== EXERCISE PROMPT ==
Copy out every line in the entries below that includes "População".

Figure record listings:
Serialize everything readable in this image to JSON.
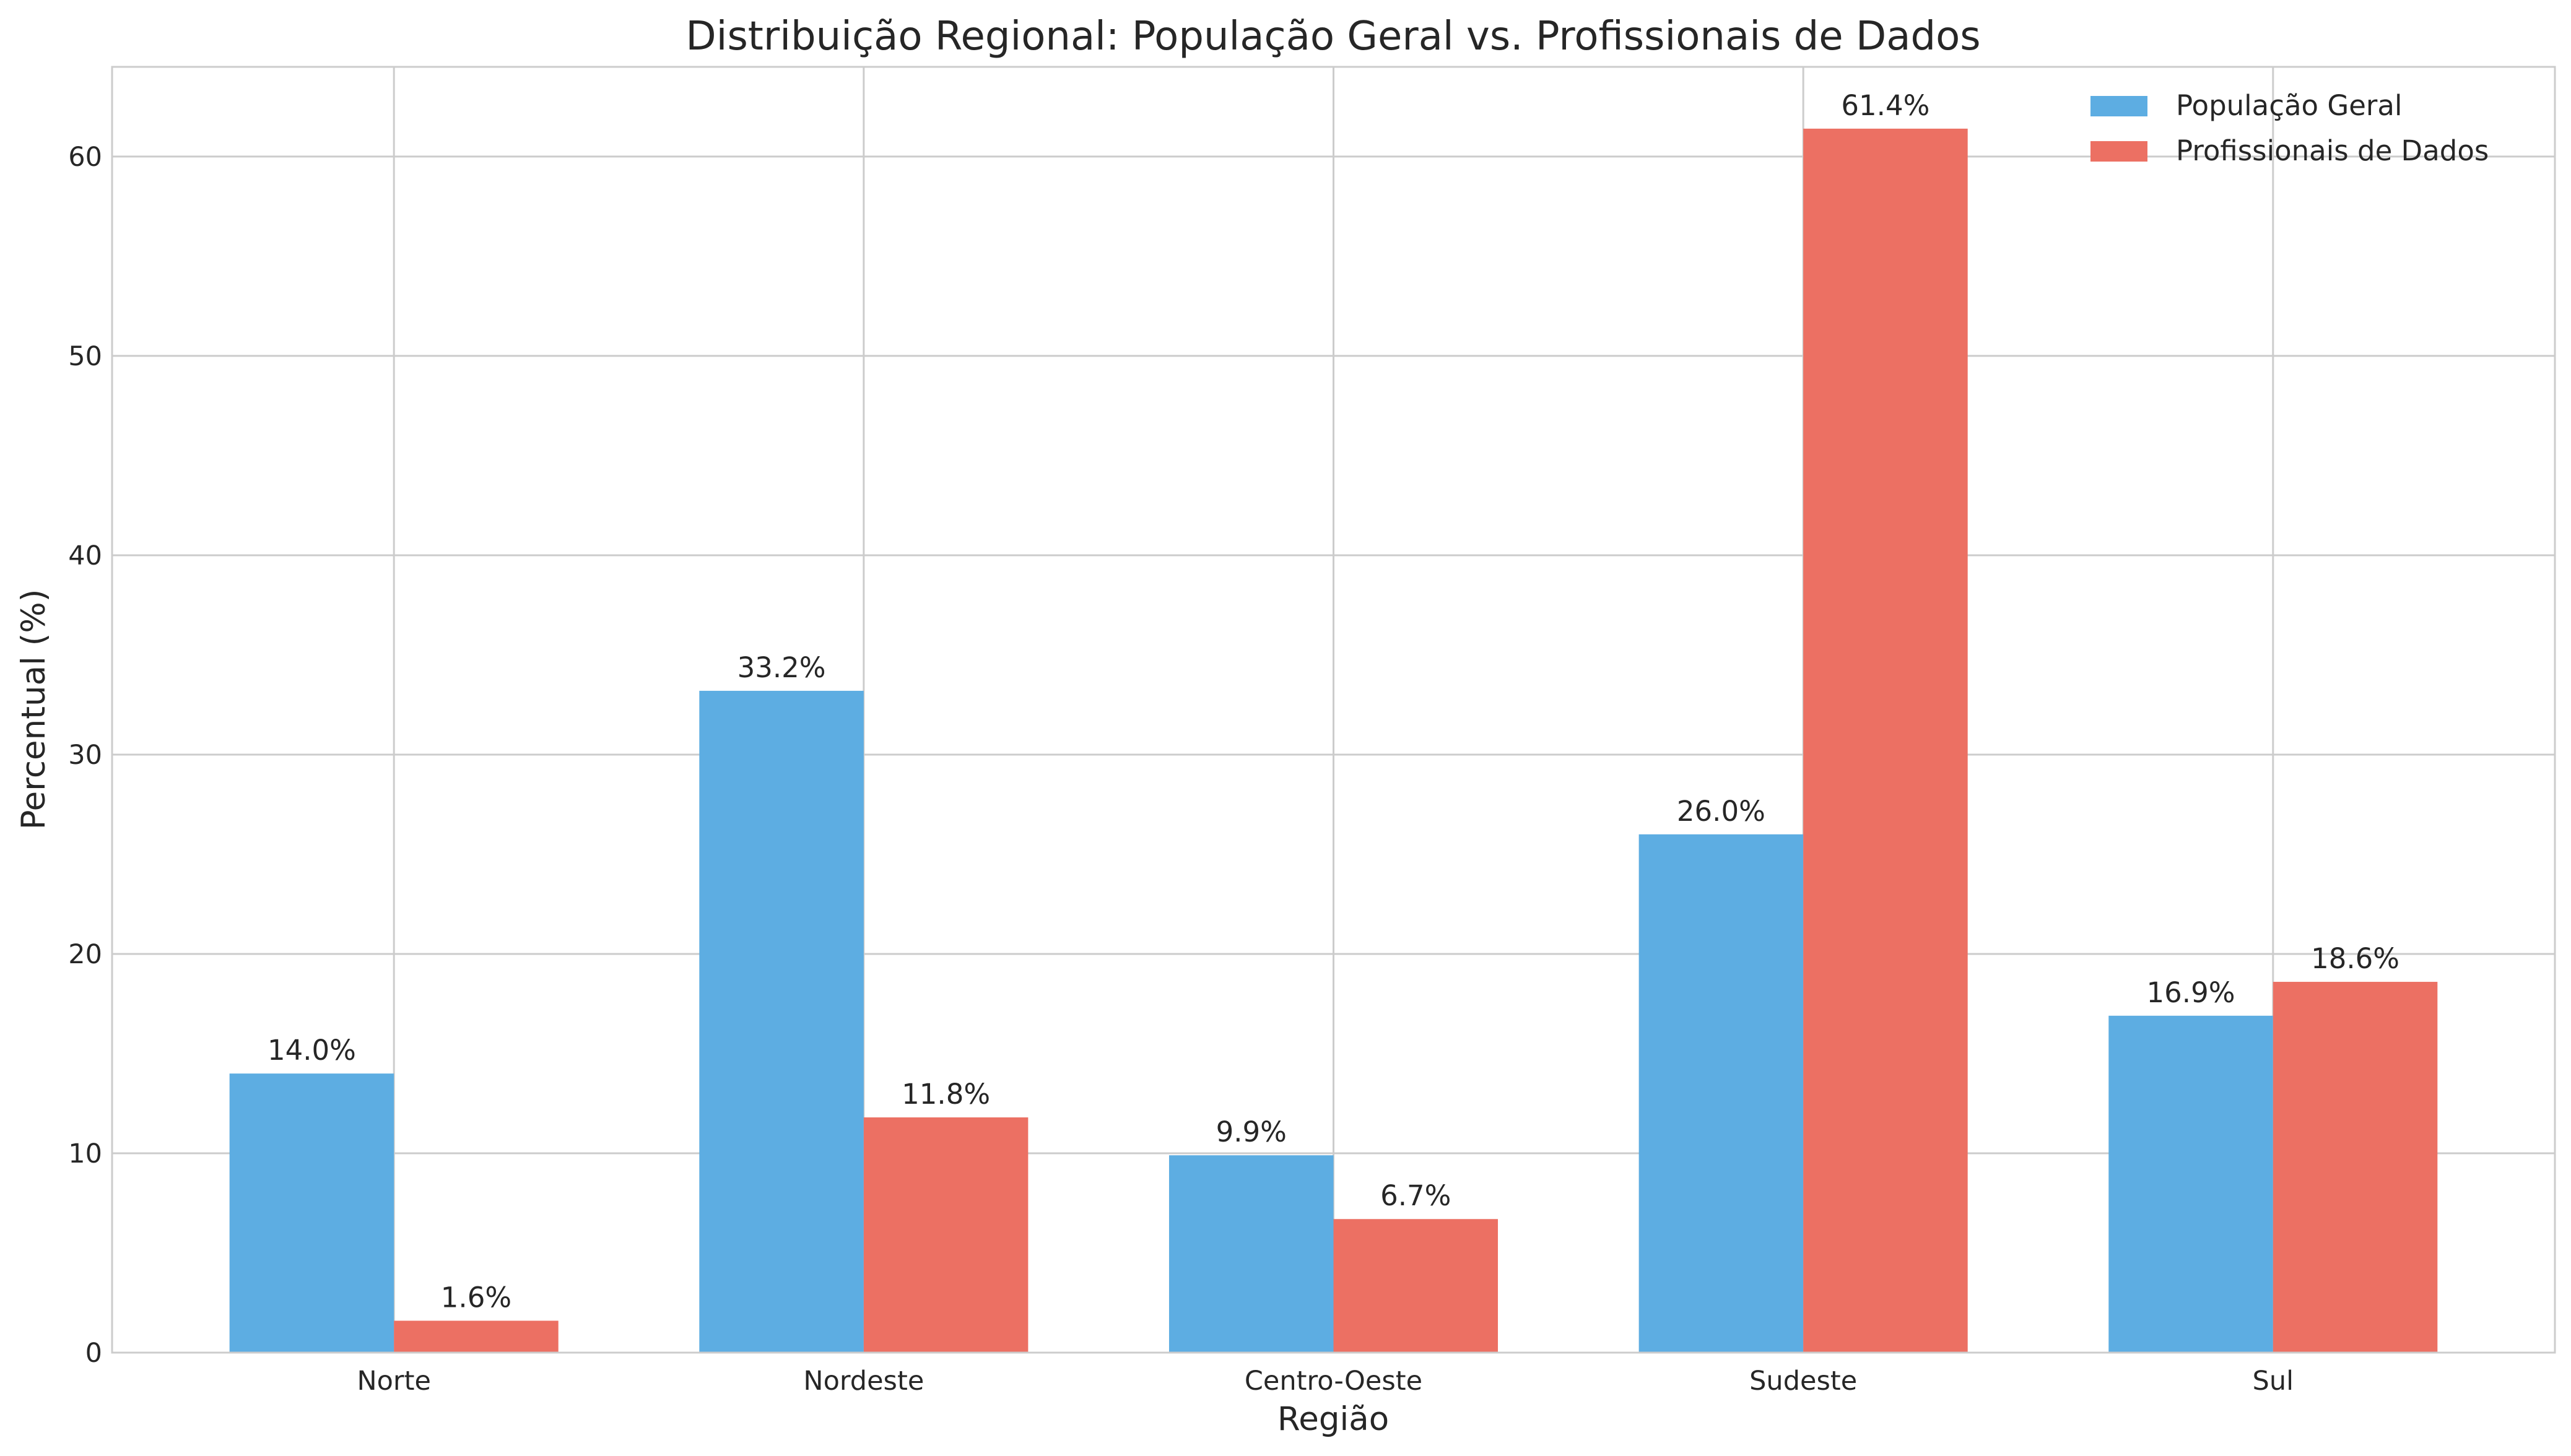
{
  "chart_data": {
    "type": "bar",
    "title": "Distribuição Regional: População Geral vs. Profissionais de Dados",
    "xlabel": "Região",
    "ylabel": "Percentual (%)",
    "categories": [
      "Norte",
      "Nordeste",
      "Centro-Oeste",
      "Sudeste",
      "Sul"
    ],
    "series": [
      {
        "name": "População Geral",
        "color": "#5DADE2",
        "values": [
          14.0,
          33.2,
          9.9,
          26.0,
          16.9
        ],
        "labels": [
          "14.0%",
          "33.2%",
          "9.9%",
          "26.0%",
          "16.9%"
        ]
      },
      {
        "name": "Profissionais de Dados",
        "color": "#EC7063",
        "values": [
          1.6,
          11.8,
          6.7,
          61.4,
          18.6
        ],
        "labels": [
          "1.6%",
          "11.8%",
          "6.7%",
          "61.4%",
          "18.6%"
        ]
      }
    ],
    "ylim": [
      0,
      64.5
    ],
    "yticks": [
      0,
      10,
      20,
      30,
      40,
      50,
      60
    ],
    "ytick_labels": [
      "0",
      "10",
      "20",
      "30",
      "40",
      "50",
      "60"
    ],
    "grid": true,
    "legend_position": "top-right"
  }
}
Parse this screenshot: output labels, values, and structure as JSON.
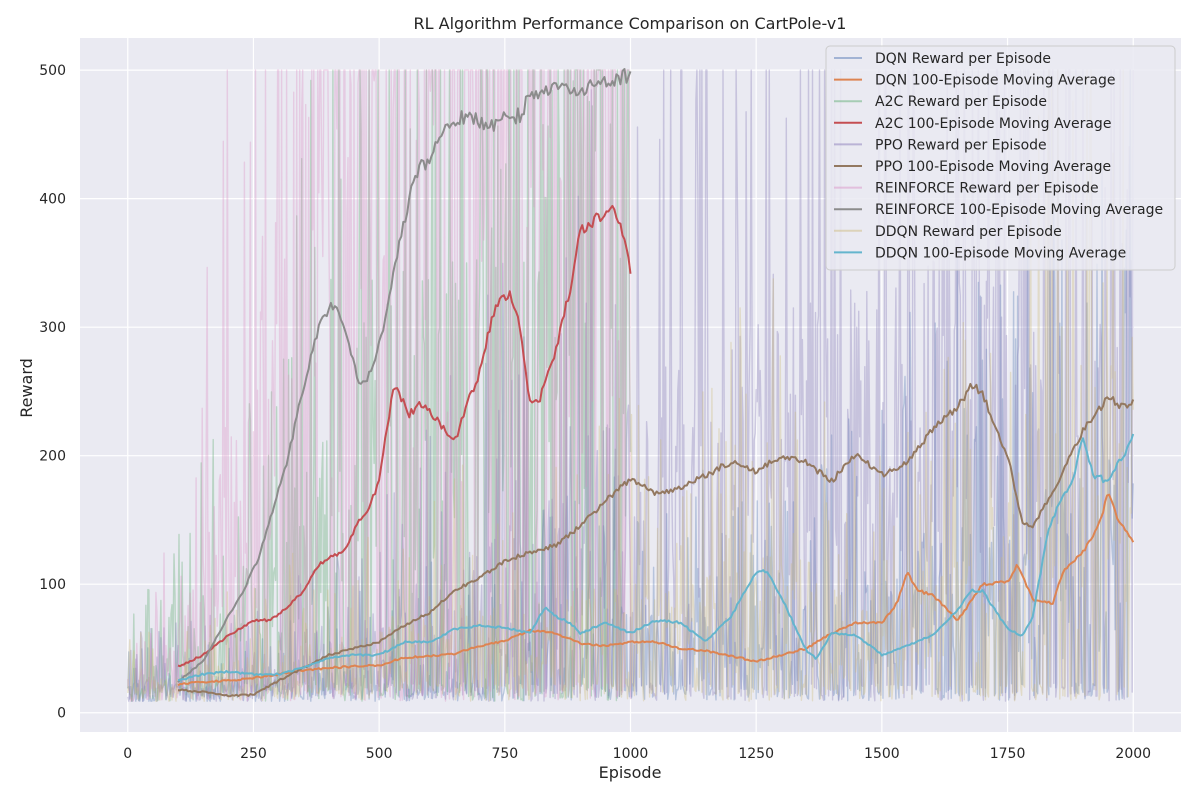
{
  "chart_data": {
    "type": "line",
    "title": "RL Algorithm Performance Comparison on CartPole-v1",
    "xlabel": "Episode",
    "ylabel": "Reward",
    "xlim": [
      -95,
      2095
    ],
    "ylim": [
      -15,
      525
    ],
    "xticks": [
      0,
      250,
      500,
      750,
      1000,
      1250,
      1500,
      1750,
      2000
    ],
    "yticks": [
      0,
      100,
      200,
      300,
      400,
      500
    ],
    "grid": true,
    "legend_position": "top-right",
    "series": [
      {
        "name": "DQN Reward per Episode",
        "kind": "raw",
        "color": "#4c72b0",
        "x": [
          0,
          100,
          200,
          300,
          400,
          500,
          600,
          700,
          800,
          900,
          1000,
          1100,
          1200,
          1300,
          1400,
          1500,
          1600,
          1700,
          1800,
          1900,
          2000
        ],
        "y": [
          12,
          14,
          16,
          18,
          22,
          25,
          30,
          35,
          40,
          45,
          48,
          50,
          45,
          42,
          60,
          70,
          85,
          95,
          100,
          120,
          140
        ]
      },
      {
        "name": "DQN 100-Episode Moving Average",
        "kind": "avg",
        "color": "#dd8452",
        "x": [
          100,
          150,
          200,
          250,
          300,
          350,
          400,
          450,
          500,
          550,
          600,
          650,
          700,
          750,
          800,
          850,
          900,
          950,
          1000,
          1050,
          1100,
          1150,
          1200,
          1250,
          1300,
          1350,
          1400,
          1450,
          1500,
          1530,
          1550,
          1570,
          1600,
          1650,
          1680,
          1700,
          1750,
          1770,
          1800,
          1840,
          1860,
          1900,
          1930,
          1950,
          1970,
          2000
        ],
        "y": [
          22,
          24,
          25,
          27,
          30,
          33,
          35,
          36,
          37,
          43,
          44,
          46,
          52,
          56,
          64,
          62,
          54,
          52,
          55,
          55,
          50,
          48,
          44,
          40,
          45,
          50,
          62,
          70,
          70,
          85,
          110,
          95,
          92,
          72,
          88,
          100,
          102,
          115,
          88,
          85,
          110,
          125,
          145,
          170,
          150,
          133
        ]
      },
      {
        "name": "A2C Reward per Episode",
        "kind": "raw",
        "color": "#55a868",
        "x": [
          0,
          50,
          100,
          150,
          200,
          250,
          300,
          350,
          400,
          450,
          500,
          550,
          600,
          650,
          700,
          750,
          800,
          850,
          900,
          950,
          1000
        ],
        "y": [
          20,
          25,
          35,
          50,
          60,
          75,
          100,
          120,
          150,
          180,
          220,
          240,
          230,
          215,
          280,
          320,
          250,
          300,
          370,
          390,
          350
        ]
      },
      {
        "name": "A2C 100-Episode Moving Average",
        "kind": "avg",
        "color": "#c44e52",
        "x": [
          100,
          150,
          200,
          250,
          280,
          300,
          350,
          380,
          400,
          430,
          460,
          480,
          500,
          510,
          530,
          560,
          580,
          600,
          630,
          650,
          670,
          700,
          720,
          740,
          760,
          780,
          800,
          820,
          850,
          880,
          900,
          920,
          950,
          960,
          975,
          985,
          1000
        ],
        "y": [
          36,
          45,
          60,
          72,
          72,
          76,
          95,
          115,
          120,
          125,
          150,
          160,
          180,
          210,
          255,
          232,
          240,
          235,
          220,
          210,
          235,
          265,
          300,
          325,
          325,
          300,
          242,
          245,
          280,
          330,
          375,
          380,
          390,
          395,
          385,
          370,
          345
        ]
      },
      {
        "name": "PPO Reward per Episode",
        "kind": "raw",
        "color": "#8172b3",
        "x": [
          0,
          100,
          200,
          300,
          400,
          500,
          600,
          700,
          800,
          900,
          1000,
          1100,
          1200,
          1300,
          1400,
          1500,
          1600,
          1700,
          1800,
          1900,
          2000
        ],
        "y": [
          15,
          18,
          20,
          25,
          35,
          45,
          60,
          80,
          100,
          120,
          150,
          170,
          180,
          190,
          200,
          210,
          220,
          230,
          170,
          200,
          230
        ]
      },
      {
        "name": "PPO 100-Episode Moving Average",
        "kind": "avg",
        "color": "#937860",
        "x": [
          100,
          150,
          200,
          250,
          300,
          350,
          400,
          450,
          500,
          550,
          600,
          650,
          700,
          750,
          800,
          850,
          900,
          950,
          1000,
          1050,
          1100,
          1150,
          1200,
          1250,
          1300,
          1350,
          1400,
          1450,
          1500,
          1550,
          1600,
          1650,
          1680,
          1700,
          1750,
          1780,
          1800,
          1850,
          1900,
          1950,
          1980,
          2000
        ],
        "y": [
          18,
          16,
          13,
          14,
          25,
          35,
          45,
          50,
          55,
          68,
          78,
          95,
          105,
          118,
          125,
          130,
          145,
          165,
          182,
          170,
          175,
          185,
          195,
          188,
          200,
          195,
          180,
          202,
          185,
          195,
          220,
          238,
          255,
          248,
          200,
          148,
          145,
          180,
          220,
          245,
          238,
          243
        ]
      },
      {
        "name": "REINFORCE Reward per Episode",
        "kind": "raw",
        "color": "#da8bc3",
        "x": [
          0,
          50,
          100,
          150,
          200,
          250,
          300,
          350,
          400,
          450,
          500,
          550,
          600,
          650,
          700,
          750,
          800,
          850,
          900,
          950,
          1000
        ],
        "y": [
          15,
          25,
          40,
          80,
          140,
          200,
          280,
          350,
          380,
          400,
          420,
          450,
          470,
          480,
          470,
          480,
          490,
          495,
          495,
          500,
          500
        ]
      },
      {
        "name": "REINFORCE 100-Episode Moving Average",
        "kind": "avg",
        "color": "#8c8c8c",
        "x": [
          100,
          150,
          200,
          230,
          260,
          290,
          320,
          350,
          380,
          400,
          410,
          420,
          440,
          460,
          470,
          490,
          510,
          530,
          560,
          580,
          600,
          620,
          650,
          680,
          700,
          720,
          750,
          780,
          800,
          850,
          900,
          950,
          980,
          1000
        ],
        "y": [
          24,
          40,
          75,
          95,
          120,
          160,
          200,
          255,
          300,
          315,
          315,
          310,
          285,
          255,
          255,
          275,
          300,
          345,
          400,
          425,
          430,
          445,
          462,
          465,
          458,
          456,
          462,
          465,
          480,
          488,
          485,
          490,
          495,
          495
        ]
      },
      {
        "name": "DDQN Reward per Episode",
        "kind": "raw",
        "color": "#ccb974",
        "x": [
          0,
          100,
          200,
          300,
          400,
          500,
          600,
          700,
          800,
          900,
          1000,
          1100,
          1200,
          1300,
          1400,
          1500,
          1600,
          1700,
          1800,
          1900,
          2000
        ],
        "y": [
          15,
          20,
          25,
          30,
          35,
          40,
          45,
          50,
          55,
          60,
          65,
          55,
          80,
          90,
          60,
          50,
          70,
          80,
          130,
          180,
          200
        ]
      },
      {
        "name": "DDQN 100-Episode Moving Average",
        "kind": "avg",
        "color": "#64b5cd",
        "x": [
          100,
          150,
          200,
          250,
          300,
          350,
          400,
          450,
          500,
          550,
          600,
          650,
          700,
          750,
          800,
          830,
          850,
          880,
          900,
          950,
          1000,
          1050,
          1100,
          1150,
          1200,
          1250,
          1270,
          1300,
          1350,
          1370,
          1400,
          1450,
          1500,
          1550,
          1600,
          1650,
          1680,
          1700,
          1750,
          1780,
          1800,
          1830,
          1860,
          1880,
          1900,
          1920,
          1950,
          1980,
          2000
        ],
        "y": [
          25,
          30,
          32,
          30,
          30,
          35,
          43,
          45,
          45,
          55,
          55,
          65,
          68,
          66,
          62,
          82,
          75,
          70,
          62,
          70,
          62,
          72,
          70,
          55,
          75,
          110,
          110,
          90,
          48,
          42,
          62,
          60,
          45,
          52,
          60,
          80,
          95,
          95,
          65,
          60,
          75,
          140,
          170,
          180,
          215,
          185,
          180,
          200,
          215
        ]
      }
    ]
  }
}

== FINAL RESULT ==
    "title": "Distribuição Regional: População Geral vs. Profissionais de Dados",
        "name": "População Geral",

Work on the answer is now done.